Aim of the exercise: Copy each line exactly.
begin
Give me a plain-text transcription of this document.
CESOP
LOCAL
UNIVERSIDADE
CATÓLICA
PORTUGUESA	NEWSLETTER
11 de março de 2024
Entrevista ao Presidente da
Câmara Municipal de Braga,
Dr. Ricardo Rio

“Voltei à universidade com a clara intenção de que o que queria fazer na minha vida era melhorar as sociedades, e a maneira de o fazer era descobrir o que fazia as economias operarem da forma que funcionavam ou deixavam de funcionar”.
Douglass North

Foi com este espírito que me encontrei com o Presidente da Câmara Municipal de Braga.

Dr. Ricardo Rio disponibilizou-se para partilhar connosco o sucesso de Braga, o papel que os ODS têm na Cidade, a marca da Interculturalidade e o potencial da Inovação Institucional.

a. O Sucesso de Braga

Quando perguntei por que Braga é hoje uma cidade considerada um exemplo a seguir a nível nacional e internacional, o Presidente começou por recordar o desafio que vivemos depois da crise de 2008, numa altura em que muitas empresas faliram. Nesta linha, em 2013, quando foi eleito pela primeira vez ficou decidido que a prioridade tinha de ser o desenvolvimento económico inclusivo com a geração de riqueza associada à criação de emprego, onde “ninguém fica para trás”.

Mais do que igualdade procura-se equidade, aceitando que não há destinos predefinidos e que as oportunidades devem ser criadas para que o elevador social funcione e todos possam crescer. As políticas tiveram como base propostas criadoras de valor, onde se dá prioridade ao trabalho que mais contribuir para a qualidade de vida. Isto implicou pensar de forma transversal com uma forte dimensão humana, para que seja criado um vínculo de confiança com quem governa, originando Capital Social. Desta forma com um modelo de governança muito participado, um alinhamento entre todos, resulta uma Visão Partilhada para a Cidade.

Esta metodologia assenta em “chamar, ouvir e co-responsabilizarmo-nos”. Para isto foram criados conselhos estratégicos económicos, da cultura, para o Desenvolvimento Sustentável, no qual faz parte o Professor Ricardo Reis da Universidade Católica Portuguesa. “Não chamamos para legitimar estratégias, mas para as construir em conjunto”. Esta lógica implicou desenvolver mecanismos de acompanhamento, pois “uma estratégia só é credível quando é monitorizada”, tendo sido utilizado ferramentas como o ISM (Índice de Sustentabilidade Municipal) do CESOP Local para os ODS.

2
end
Answer to this problem:
Give me a plain-text transcription of this document.
CESOP
LOCAL
UNIVERSIDADE
CATÓLICA
PORTUGUESA	NEWSLETTER
11 de março de 2024
Entrevista ao Presidente da
Câmara Municipal de Braga,
Dr. Ricardo Rio

“Voltei à universidade com a clara intenção de que o que queria fazer na minha vida era melhorar as sociedades, e a maneira de o fazer era descobrir o que fazia as economias operarem da forma que funcionavam ou deixavam de funcionar”.
Douglass North

Foi com este espírito que me encontrei com o Presidente da Câmara Municipal de Braga.

Dr. Ricardo Rio disponibilizou-se para partilhar connosco o sucesso de Braga, o papel que os ODS têm na Cidade, a marca da Interculturalidade e o potencial da Inovação Institucional.

a. O Sucesso de Braga

Quando perguntei por que Braga é hoje uma cidade considerada um exemplo a seguir a nível nacional e internacional, o Presidente começou por recordar o desafio que vivemos depois da crise de 2008, numa altura em que muitas empresas faliram. Nesta linha, em 2013, quando foi eleito pela primeira vez ficou decidido que a prioridade tinha de ser o desenvolvimento económico inclusivo com a geração de riqueza associada à criação de emprego, onde “ninguém fica para trás”.

Mais do que igualdade procura-se equidade, aceitando que não há destinos predefinidos e que as oportunidades devem ser criadas para que o elevador social funcione e todos possam crescer. As políticas tiveram como base propostas criadoras de valor, onde se dá prioridade ao trabalho que mais contribuir para a qualidade de vida. Isto implicou pensar de forma transversal com uma forte dimensão humana, para que seja criado um vínculo de confiança com quem governa, originando Capital Social. Desta forma com um modelo de governança muito participado, um alinhamento entre todos, resulta uma Visão Partilhada para a Cidade.

Esta metodologia assenta em “chamar, ouvir e co-responsabilizarmo-nos”. Para isto foram criados conselhos estratégicos económicos, da cultura, para o Desenvolvimento Sustentável, no qual faz parte o Professor Ricardo Reis da Universidade Católica Portuguesa. “Não chamamos para legitimar estratégias, mas para as construir em conjunto”. Esta lógica implicou desenvolver mecanismos de acompanhamento, pois “uma estratégia só é credível quando é monitorizada”, tendo sido utilizado ferramentas como o ISM (Índice de Sustentabilidade Municipal) do CESOP Local para os ODS.

2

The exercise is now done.